## GIVEN EXERCISE:
Which lines contain the string "arrow"? Please list every one of them.

## THE INPUT:
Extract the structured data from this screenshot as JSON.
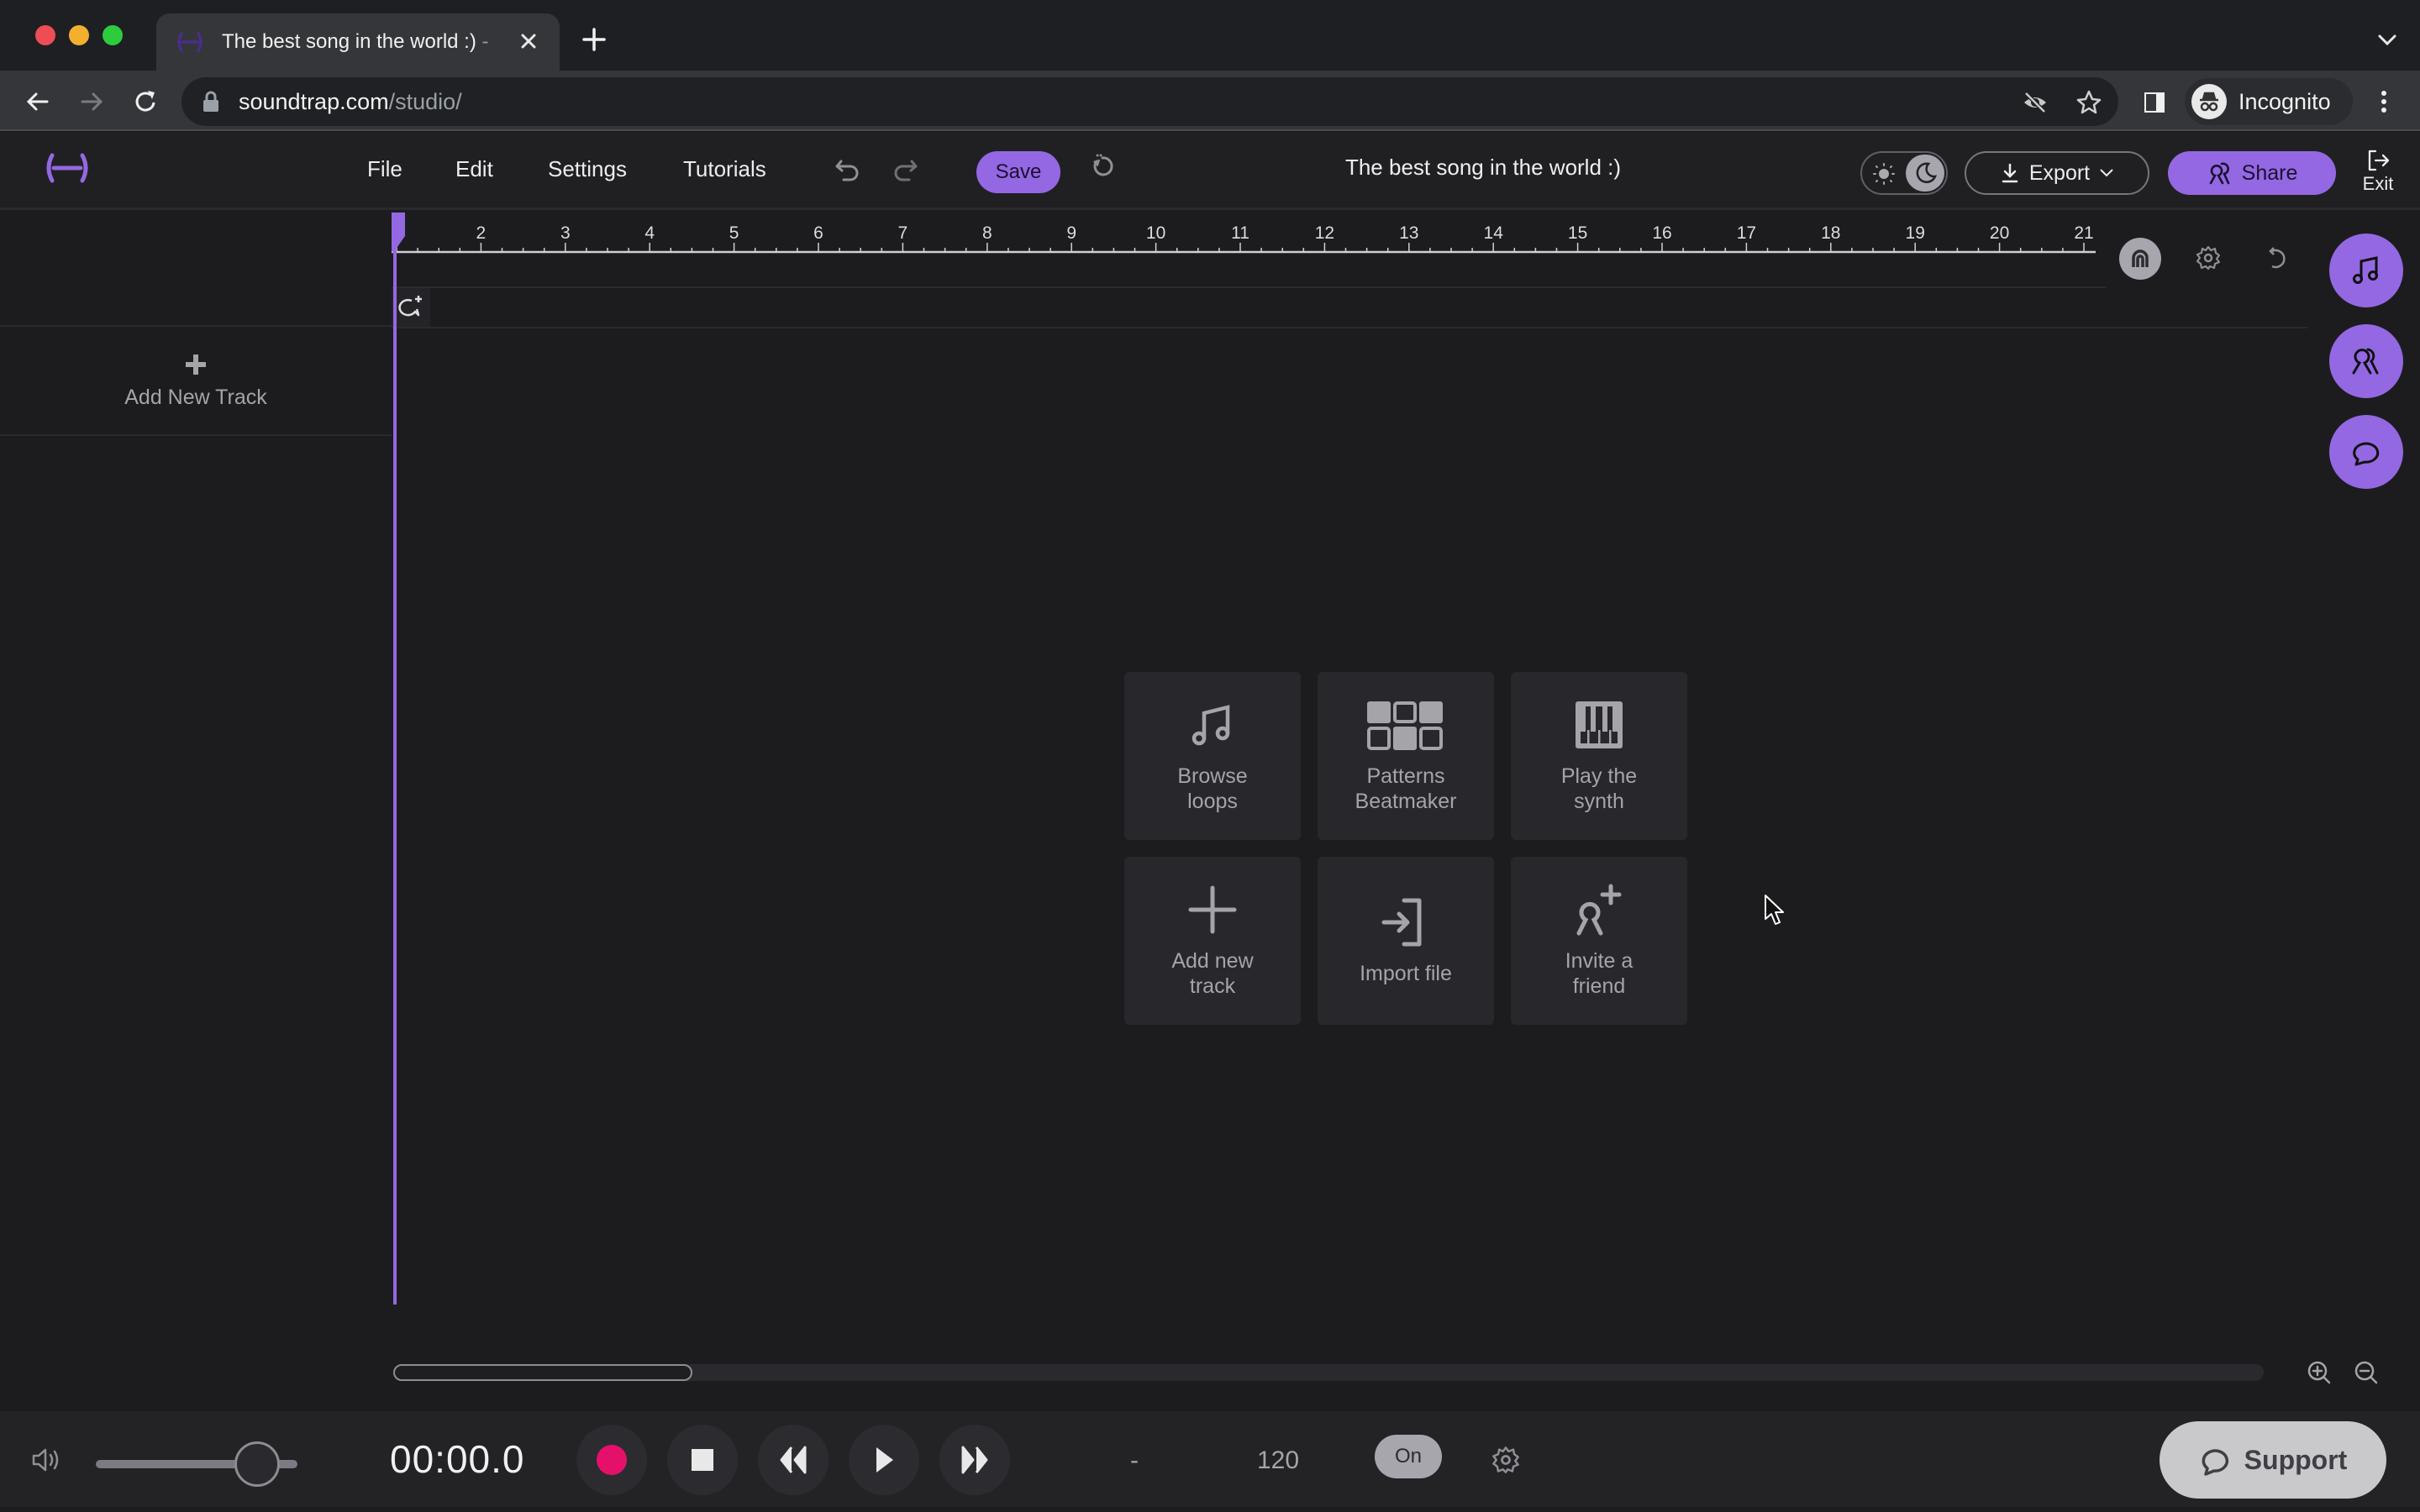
{
  "browser": {
    "tab": {
      "title": "The best song in the world :)",
      "favicon": "soundtrap-logo-icon",
      "close_icon": "close-icon"
    },
    "new_tab_icon": "plus-icon",
    "tab_list_icon": "chevron-down-icon",
    "nav": {
      "back_icon": "arrow-left-icon",
      "forward_icon": "arrow-right-icon",
      "reload_icon": "reload-icon"
    },
    "address": {
      "host": "soundtrap.com",
      "path": "/studio/",
      "lock_icon": "lock-icon"
    },
    "omnibox_icons": [
      "eye-off-icon",
      "star-icon"
    ],
    "side_panel_icon": "side-panel-icon",
    "profile": {
      "label": "Incognito",
      "icon": "incognito-icon"
    },
    "menu_icon": "kebab-menu-icon"
  },
  "header": {
    "logo": "soundtrap-logo-icon",
    "menu": [
      "File",
      "Edit",
      "Settings",
      "Tutorials"
    ],
    "undo_icon": "undo-icon",
    "redo_icon": "redo-icon",
    "save_label": "Save",
    "history_icon": "history-icon",
    "project_title": "The best song in the world :)",
    "theme": {
      "light_icon": "sun-icon",
      "dark_icon": "moon-icon",
      "active": "dark"
    },
    "export_label": "Export",
    "share_label": "Share",
    "exit_label": "Exit"
  },
  "tracks": {
    "add_track_label": "Add New Track"
  },
  "timeline": {
    "ruler_labels": [
      "2",
      "3",
      "4",
      "5",
      "6",
      "7",
      "8",
      "9",
      "10",
      "11",
      "12",
      "13",
      "14",
      "15",
      "16",
      "17",
      "18",
      "19",
      "20",
      "21"
    ],
    "ruler_start_bar": 1,
    "ruler_end_bar": 21,
    "playhead_bar": 1,
    "tools": [
      "magnet-snap-icon",
      "gear-icon",
      "loop-icon"
    ],
    "comment_add_icon": "comment-add-icon",
    "scroll_thumb_fraction": 0.16
  },
  "side_fabs": [
    {
      "name": "loops-fab",
      "icon": "music-note-icon"
    },
    {
      "name": "collaborators-fab",
      "icon": "people-icon"
    },
    {
      "name": "chat-fab",
      "icon": "chat-icon"
    }
  ],
  "start_actions": [
    {
      "label": "Browse\nloops",
      "icon": "music-note-icon"
    },
    {
      "label": "Patterns\nBeatmaker",
      "icon": "beat-pads-icon"
    },
    {
      "label": "Play the\nsynth",
      "icon": "piano-keys-icon"
    },
    {
      "label": "Add new\ntrack",
      "icon": "plus-icon"
    },
    {
      "label": "Import file",
      "icon": "import-icon"
    },
    {
      "label": "Invite a\nfriend",
      "icon": "add-person-icon"
    }
  ],
  "zoom_controls": {
    "zoom_in_icon": "zoom-in-icon",
    "zoom_out_icon": "zoom-out-icon"
  },
  "transport": {
    "volume_icon": "speaker-icon",
    "volume_level": 0.8,
    "time": "00:00.0",
    "buttons": [
      "record",
      "stop",
      "rewind",
      "play",
      "fast-forward"
    ],
    "record_color": "#e5106a",
    "key": "-",
    "tempo": "120",
    "metronome_label": "On",
    "settings_icon": "gear-icon",
    "support_label": "Support"
  },
  "colors": {
    "accent": "#9468e2",
    "background": "#1c1c1f",
    "record": "#e5106a"
  }
}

## WRITTEN ANSWER:
      "back_icon": "arrow-left-icon",
      "forward_icon": "arrow-right-icon",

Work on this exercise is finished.